**The task:** Reproduce every line in the listing that contains the word "left".

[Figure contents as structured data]
——————————

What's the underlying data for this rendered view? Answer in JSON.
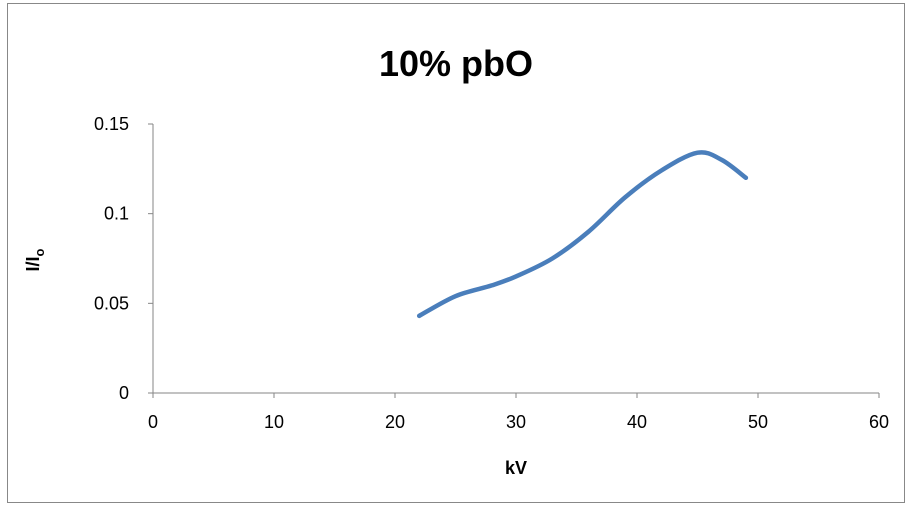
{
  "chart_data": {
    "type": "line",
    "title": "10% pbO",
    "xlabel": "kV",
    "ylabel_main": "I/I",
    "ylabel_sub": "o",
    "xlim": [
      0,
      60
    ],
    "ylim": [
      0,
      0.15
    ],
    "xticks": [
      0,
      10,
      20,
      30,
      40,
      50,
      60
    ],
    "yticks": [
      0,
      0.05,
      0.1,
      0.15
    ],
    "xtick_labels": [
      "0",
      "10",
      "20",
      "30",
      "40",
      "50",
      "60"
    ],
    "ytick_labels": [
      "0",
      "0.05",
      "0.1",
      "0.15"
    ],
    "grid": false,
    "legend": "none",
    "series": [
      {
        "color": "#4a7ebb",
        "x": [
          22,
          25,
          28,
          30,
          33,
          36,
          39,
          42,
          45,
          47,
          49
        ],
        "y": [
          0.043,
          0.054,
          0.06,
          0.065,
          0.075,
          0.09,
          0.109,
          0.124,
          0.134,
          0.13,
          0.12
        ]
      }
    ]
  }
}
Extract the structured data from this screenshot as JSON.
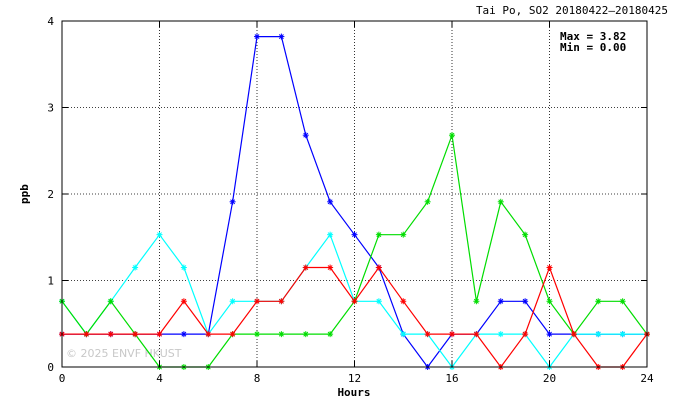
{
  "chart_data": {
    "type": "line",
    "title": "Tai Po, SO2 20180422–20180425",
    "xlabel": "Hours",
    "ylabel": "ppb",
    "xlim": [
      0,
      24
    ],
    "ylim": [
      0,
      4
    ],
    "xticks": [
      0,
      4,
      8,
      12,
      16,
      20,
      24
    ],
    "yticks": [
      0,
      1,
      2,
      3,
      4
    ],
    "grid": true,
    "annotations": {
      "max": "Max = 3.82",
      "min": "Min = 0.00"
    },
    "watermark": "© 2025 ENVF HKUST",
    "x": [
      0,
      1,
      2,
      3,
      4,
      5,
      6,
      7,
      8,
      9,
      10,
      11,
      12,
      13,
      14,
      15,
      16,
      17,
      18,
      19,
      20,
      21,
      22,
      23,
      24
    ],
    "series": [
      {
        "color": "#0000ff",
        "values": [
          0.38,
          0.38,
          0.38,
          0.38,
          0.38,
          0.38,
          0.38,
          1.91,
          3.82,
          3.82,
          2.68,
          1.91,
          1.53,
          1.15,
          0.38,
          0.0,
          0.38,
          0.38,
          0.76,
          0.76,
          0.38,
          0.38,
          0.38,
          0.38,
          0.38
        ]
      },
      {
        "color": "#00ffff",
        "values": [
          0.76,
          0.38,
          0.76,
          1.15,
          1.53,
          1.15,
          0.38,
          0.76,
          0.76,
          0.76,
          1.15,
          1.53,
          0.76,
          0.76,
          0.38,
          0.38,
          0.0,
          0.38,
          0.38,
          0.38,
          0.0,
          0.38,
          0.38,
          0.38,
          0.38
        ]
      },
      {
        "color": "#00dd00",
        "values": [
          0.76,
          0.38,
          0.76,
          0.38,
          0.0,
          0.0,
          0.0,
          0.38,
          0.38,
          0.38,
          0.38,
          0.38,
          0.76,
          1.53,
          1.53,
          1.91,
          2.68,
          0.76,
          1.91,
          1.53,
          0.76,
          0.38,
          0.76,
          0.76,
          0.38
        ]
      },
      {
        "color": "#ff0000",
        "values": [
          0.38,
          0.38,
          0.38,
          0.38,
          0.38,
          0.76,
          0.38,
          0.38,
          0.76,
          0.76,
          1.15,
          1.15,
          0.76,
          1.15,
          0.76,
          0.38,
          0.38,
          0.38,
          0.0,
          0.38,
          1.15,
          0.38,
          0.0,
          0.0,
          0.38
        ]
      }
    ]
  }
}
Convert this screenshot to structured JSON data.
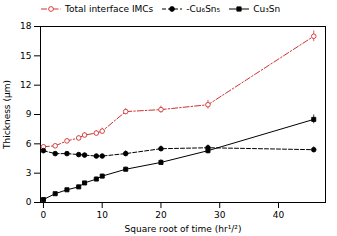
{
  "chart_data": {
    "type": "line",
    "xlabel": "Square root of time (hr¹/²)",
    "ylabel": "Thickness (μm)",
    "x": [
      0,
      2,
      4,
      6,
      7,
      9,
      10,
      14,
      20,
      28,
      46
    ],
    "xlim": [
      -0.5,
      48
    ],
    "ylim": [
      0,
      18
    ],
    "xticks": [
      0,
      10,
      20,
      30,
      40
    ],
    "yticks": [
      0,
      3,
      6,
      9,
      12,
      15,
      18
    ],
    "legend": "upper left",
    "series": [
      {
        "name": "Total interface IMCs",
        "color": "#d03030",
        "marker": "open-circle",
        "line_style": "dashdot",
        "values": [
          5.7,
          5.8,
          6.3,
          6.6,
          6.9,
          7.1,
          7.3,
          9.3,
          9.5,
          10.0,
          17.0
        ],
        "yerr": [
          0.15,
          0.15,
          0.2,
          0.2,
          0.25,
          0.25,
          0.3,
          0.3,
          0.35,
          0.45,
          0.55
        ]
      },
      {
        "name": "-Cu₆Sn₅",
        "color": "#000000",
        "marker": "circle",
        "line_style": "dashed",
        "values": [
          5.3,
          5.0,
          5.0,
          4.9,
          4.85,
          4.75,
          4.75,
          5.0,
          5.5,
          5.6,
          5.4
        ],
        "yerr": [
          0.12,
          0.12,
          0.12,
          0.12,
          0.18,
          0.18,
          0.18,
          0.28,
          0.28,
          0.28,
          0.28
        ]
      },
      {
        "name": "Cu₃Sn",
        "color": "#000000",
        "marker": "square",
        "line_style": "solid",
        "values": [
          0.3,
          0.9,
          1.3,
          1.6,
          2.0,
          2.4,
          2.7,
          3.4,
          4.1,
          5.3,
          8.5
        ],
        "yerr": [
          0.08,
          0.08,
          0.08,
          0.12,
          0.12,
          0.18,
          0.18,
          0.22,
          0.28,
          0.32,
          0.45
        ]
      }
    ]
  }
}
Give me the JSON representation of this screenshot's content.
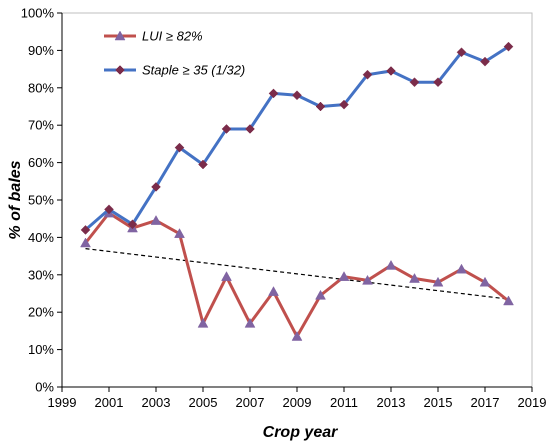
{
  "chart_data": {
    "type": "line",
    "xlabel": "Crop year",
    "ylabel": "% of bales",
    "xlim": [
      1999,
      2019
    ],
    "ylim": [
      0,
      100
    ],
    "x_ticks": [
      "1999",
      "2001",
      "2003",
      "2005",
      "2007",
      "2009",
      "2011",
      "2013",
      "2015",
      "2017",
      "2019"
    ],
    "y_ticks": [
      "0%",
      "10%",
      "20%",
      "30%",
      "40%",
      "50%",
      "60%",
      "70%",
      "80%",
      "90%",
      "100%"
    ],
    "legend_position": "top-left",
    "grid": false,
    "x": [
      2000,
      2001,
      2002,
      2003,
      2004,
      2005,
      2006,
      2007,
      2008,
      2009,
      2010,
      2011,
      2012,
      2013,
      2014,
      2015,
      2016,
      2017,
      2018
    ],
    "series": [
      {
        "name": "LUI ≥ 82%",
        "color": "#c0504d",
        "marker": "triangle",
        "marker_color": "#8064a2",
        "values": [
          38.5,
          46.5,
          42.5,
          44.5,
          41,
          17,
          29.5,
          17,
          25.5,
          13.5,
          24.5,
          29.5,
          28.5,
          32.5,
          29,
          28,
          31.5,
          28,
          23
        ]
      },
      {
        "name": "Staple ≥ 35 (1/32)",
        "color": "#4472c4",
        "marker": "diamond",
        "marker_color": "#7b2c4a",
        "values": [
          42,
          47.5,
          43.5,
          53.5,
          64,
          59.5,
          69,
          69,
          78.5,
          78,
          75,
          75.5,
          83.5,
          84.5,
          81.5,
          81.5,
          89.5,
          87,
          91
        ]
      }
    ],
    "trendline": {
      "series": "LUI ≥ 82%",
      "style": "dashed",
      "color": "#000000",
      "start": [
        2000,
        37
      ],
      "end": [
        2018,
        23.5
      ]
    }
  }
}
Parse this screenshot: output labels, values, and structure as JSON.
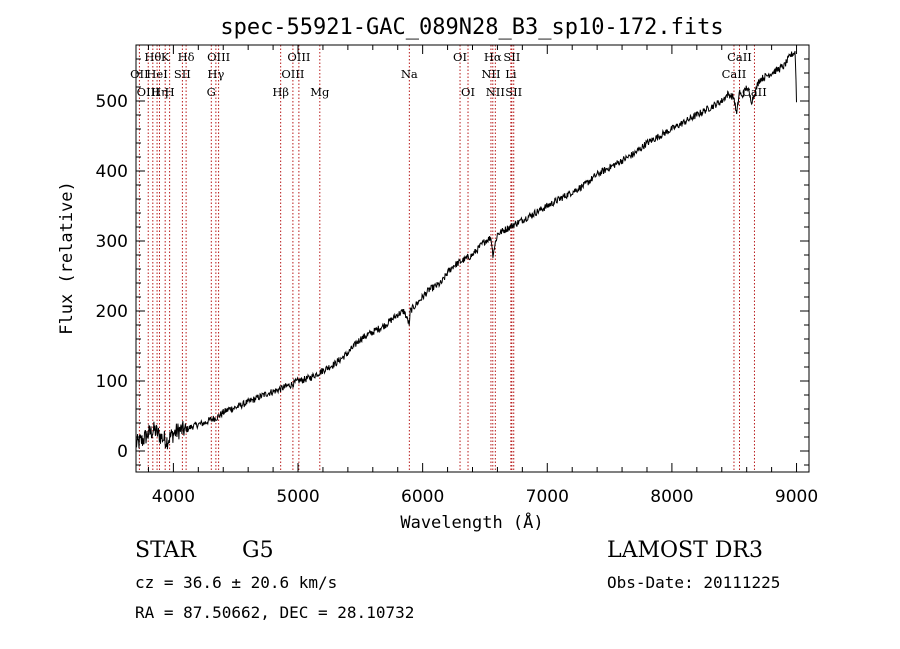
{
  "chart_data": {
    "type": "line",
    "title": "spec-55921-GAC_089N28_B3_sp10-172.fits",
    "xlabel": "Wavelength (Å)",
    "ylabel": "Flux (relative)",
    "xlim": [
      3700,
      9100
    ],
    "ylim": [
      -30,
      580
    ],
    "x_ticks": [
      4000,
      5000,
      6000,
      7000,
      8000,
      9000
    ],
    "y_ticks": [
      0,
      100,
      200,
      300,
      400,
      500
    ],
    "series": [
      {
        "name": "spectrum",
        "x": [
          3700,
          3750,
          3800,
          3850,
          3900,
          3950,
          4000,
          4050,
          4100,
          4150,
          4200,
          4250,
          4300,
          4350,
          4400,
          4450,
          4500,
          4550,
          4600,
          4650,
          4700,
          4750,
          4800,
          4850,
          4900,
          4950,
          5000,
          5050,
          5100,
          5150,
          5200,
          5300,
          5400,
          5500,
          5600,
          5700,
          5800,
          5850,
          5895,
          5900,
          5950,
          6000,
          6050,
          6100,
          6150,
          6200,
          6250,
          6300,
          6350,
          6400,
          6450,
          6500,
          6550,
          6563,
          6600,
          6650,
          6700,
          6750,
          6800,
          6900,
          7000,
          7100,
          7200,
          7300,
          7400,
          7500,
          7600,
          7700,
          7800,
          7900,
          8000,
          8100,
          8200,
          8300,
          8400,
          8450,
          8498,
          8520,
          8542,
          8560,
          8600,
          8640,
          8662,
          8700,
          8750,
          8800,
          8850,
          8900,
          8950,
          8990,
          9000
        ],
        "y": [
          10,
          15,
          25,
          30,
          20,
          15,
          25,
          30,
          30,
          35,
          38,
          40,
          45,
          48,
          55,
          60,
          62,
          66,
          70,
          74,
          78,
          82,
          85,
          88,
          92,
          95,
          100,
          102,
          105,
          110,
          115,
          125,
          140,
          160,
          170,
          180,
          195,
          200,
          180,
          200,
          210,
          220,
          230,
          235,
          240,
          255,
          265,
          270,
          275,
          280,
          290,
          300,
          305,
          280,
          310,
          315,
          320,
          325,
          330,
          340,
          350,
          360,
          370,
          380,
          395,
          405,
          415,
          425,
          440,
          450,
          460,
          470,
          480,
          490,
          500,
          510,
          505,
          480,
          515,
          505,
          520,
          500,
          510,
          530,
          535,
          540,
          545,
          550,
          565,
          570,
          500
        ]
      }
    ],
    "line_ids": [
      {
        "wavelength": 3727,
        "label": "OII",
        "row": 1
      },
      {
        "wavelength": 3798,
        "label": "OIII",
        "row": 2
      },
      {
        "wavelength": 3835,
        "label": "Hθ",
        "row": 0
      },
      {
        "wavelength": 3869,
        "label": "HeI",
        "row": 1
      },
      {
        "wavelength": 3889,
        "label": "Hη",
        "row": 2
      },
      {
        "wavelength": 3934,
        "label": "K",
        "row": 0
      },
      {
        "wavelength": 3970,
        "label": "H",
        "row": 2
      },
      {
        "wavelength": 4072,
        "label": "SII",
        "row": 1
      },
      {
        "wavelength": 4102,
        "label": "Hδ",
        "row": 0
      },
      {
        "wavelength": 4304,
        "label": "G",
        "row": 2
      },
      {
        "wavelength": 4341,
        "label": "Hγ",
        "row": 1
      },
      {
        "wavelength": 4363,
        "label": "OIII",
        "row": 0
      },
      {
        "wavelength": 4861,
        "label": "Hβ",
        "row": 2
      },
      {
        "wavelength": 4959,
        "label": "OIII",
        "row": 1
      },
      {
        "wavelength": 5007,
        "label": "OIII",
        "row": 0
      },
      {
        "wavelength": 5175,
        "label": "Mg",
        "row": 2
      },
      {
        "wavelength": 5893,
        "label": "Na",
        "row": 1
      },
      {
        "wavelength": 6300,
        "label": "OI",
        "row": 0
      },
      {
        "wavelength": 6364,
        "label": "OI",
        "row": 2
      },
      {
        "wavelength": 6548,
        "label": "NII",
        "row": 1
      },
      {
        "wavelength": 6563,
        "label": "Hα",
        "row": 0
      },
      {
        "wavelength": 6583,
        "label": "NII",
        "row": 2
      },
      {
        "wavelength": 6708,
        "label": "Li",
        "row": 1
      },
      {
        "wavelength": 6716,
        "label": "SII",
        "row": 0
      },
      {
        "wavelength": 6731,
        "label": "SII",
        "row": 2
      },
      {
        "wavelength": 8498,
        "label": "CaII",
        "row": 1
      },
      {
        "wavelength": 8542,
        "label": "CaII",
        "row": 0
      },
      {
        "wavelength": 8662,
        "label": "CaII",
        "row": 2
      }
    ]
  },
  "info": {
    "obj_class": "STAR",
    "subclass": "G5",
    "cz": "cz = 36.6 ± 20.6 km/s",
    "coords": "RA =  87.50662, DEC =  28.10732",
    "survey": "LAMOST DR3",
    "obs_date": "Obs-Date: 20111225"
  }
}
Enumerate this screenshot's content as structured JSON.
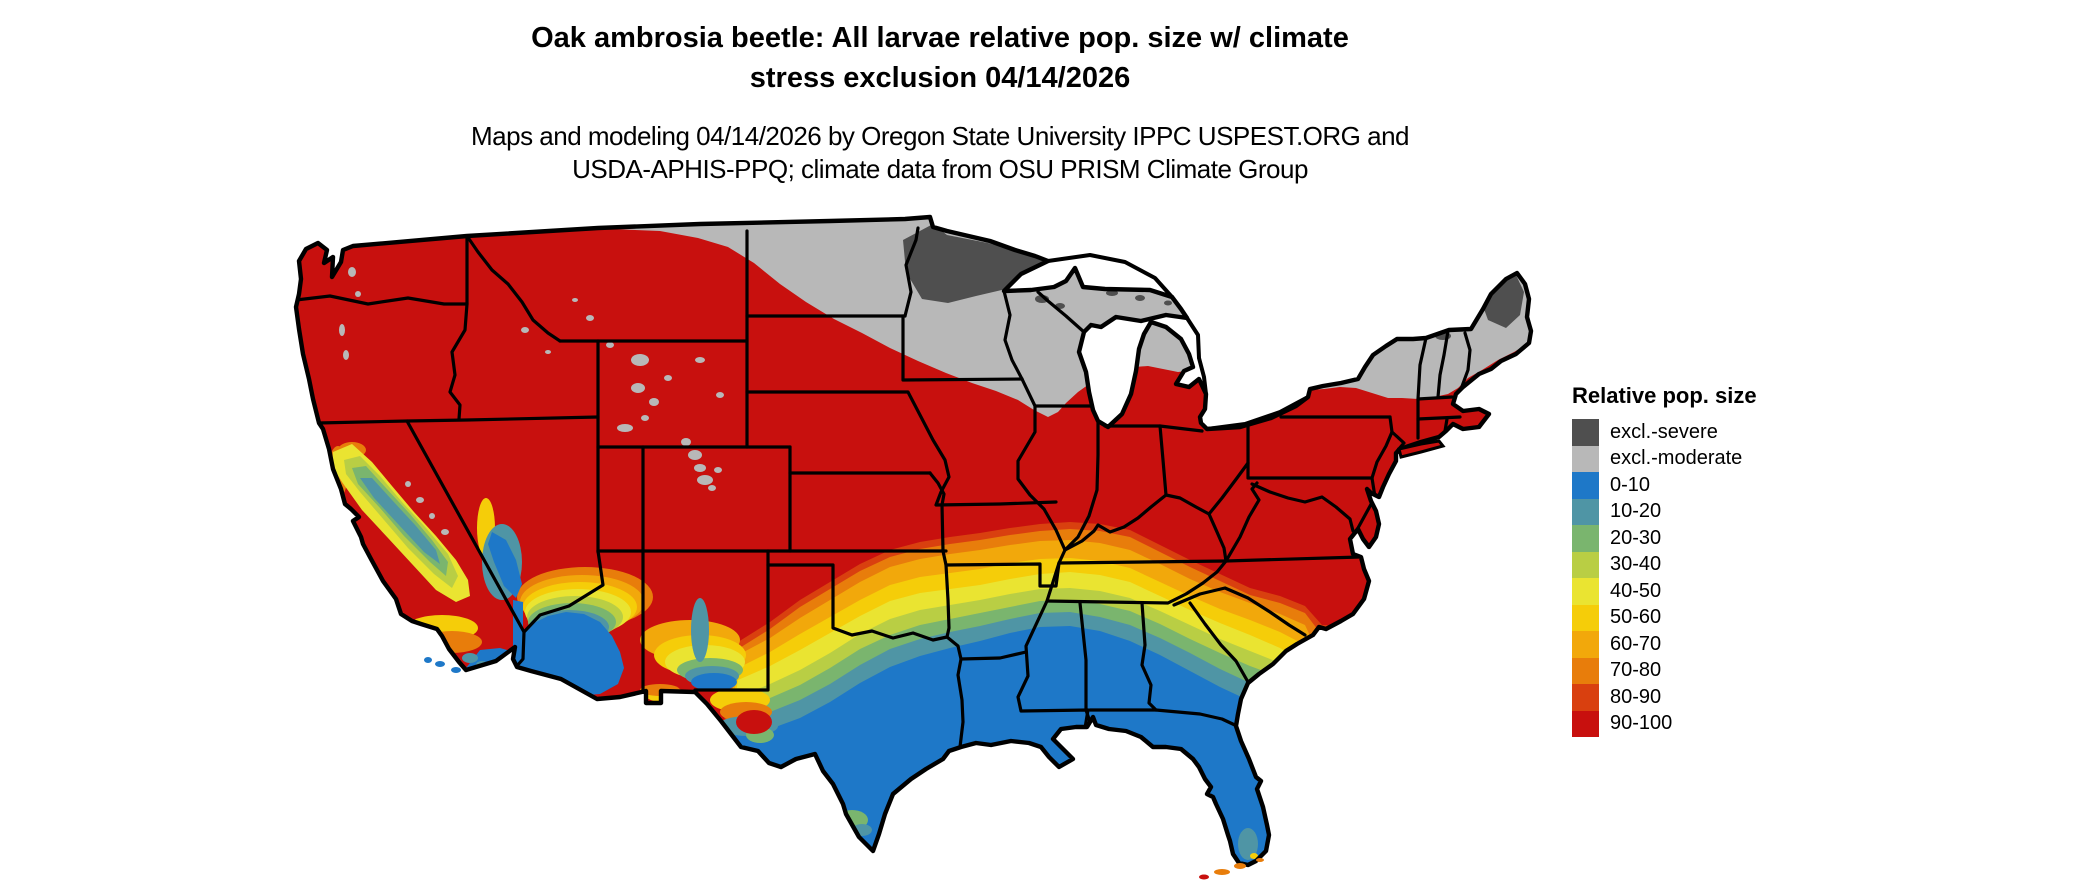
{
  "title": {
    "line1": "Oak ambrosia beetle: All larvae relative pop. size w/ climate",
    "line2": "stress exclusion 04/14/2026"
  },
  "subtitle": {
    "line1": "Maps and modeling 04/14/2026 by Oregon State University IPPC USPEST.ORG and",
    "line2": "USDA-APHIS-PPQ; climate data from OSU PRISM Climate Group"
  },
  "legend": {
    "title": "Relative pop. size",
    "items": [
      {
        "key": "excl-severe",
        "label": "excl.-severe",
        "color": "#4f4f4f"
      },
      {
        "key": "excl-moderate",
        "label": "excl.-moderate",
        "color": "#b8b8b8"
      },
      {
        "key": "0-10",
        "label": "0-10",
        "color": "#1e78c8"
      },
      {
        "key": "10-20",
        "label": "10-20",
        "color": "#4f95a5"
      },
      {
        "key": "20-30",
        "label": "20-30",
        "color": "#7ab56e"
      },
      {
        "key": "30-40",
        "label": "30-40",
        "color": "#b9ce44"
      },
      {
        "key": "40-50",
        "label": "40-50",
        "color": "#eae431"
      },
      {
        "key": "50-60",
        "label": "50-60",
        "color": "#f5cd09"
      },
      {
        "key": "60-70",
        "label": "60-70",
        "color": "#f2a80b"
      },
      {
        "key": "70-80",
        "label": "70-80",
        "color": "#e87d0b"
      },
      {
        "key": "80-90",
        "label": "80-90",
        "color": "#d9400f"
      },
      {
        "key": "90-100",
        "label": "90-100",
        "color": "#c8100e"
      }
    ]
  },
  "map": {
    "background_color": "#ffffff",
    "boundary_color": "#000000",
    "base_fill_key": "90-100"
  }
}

——————————

**Task solution:**
    "legend": "upper left",
    "legend_position": "top-left",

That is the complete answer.